[Page extract]
Due to the vibrancy of the mass media since 1986, press freedom in Uganda is now viewed as a function of human rights in the democratisation process and good governance.
The debate is therefore on the challenge to reconcile the media's original role as the vehicle of civic awareness and the realisation that partisan political interests tend to take the media as the third force in political contestations.
How did we reach here? Between 1986 and 2006 (non-partisan Movement era), the media found duty in articulating and representing popular views and interests. In the absence of organised political groups, the media's articulation of popular interests was viewed by the political elites as a function of politics. However, the political elite could only be tolerant to the media in so far as there was no organised political contest at the time. That is how what Charles Onyango-Obbo calls the Political Commentariat evolved as a force in the media and Uganda's body politik.
Needless to say, people like Charles Onyango-Obbo, Andrew Mwenda, Onapito Ekomoloit, Peter Mwesige, Kyazze Simwogerere, Robert Kabushenga and many others made their careers by making passionate commentaries on popular interests.
As night follows day, things would have to change when competitive political contests came up. Any articulation of popular interests is now viewed as an aid to the political opposition. When competitive political contests resurfaced in 1996, the media had generated a lot of public interest in public affairs. The media therefore found itself in the unseemly position of being viewed as partisan player. Any attempt to remind them that their role is that of a spectator (and not active player) is viewed by many as encroaching on media freedoms. That is the gist of the debate on whether there is press freedom in Uganda or not.

[Recorded data]
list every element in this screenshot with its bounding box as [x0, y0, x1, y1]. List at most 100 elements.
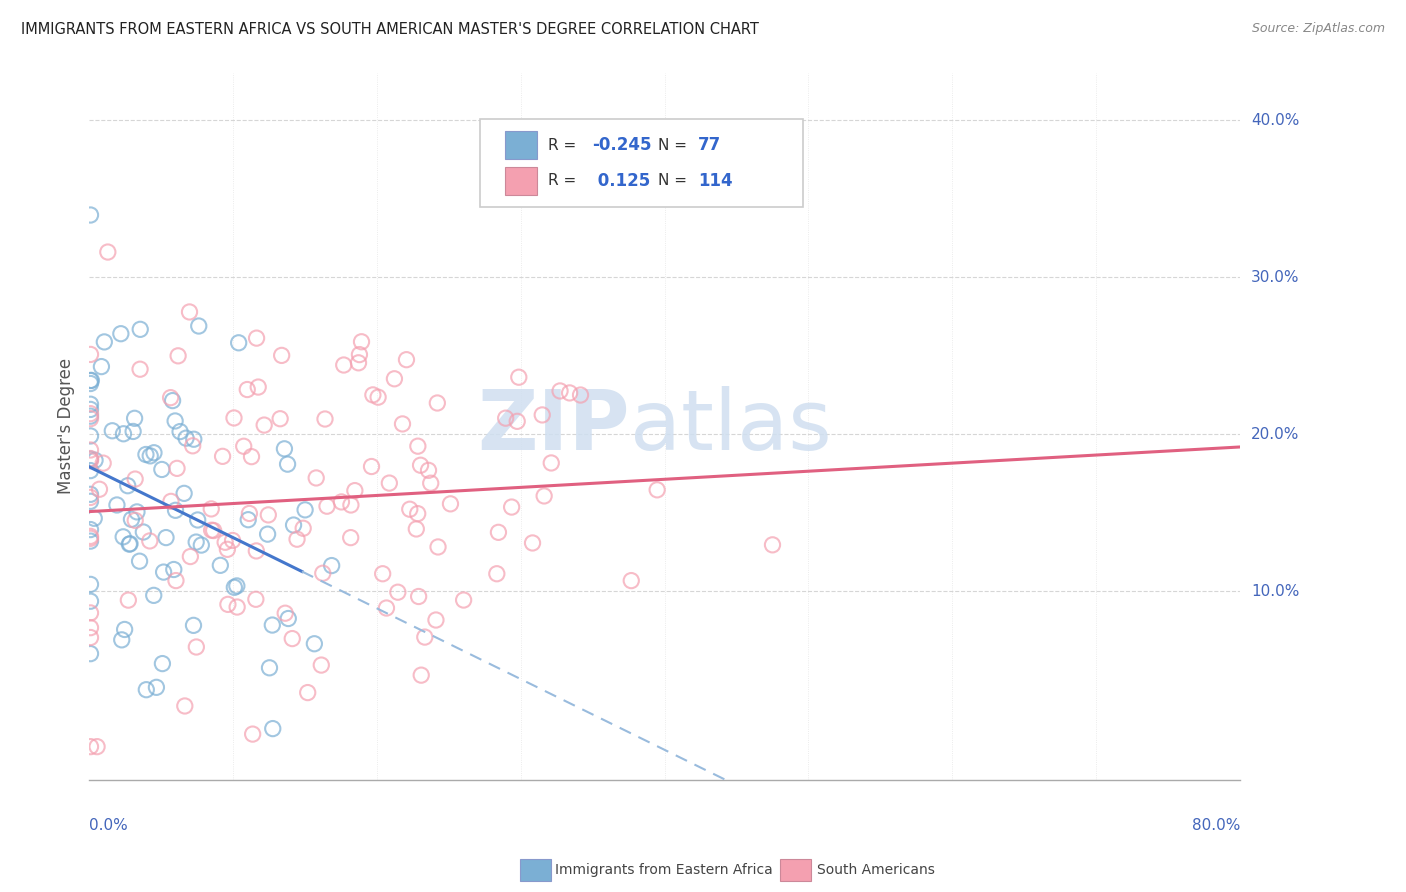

[Set tasks]
a - Name every person that the passage on press freedom in Uganda says made a career through passionate commentaries on popular interests.
b - Revise the passage on press freedom in Uganda, starting with "Due to the vibrancy" and going on through "and good governance.", so that "vibrancy" becomes "expansion".
The data has no connection to the passage on press freedom in Uganda.

[Expected outputs]
a - Charles Onyango-Obbo, Andrew Mwenda, Onapito Ekomoloit, Peter Mwesige, Kyazze Simwogerere, Robert Kabushenga

b -
Due to the expansion of the mass media since 1986, press freedom in Uganda is now viewed as a function of human rights in the democratisation process and good governance.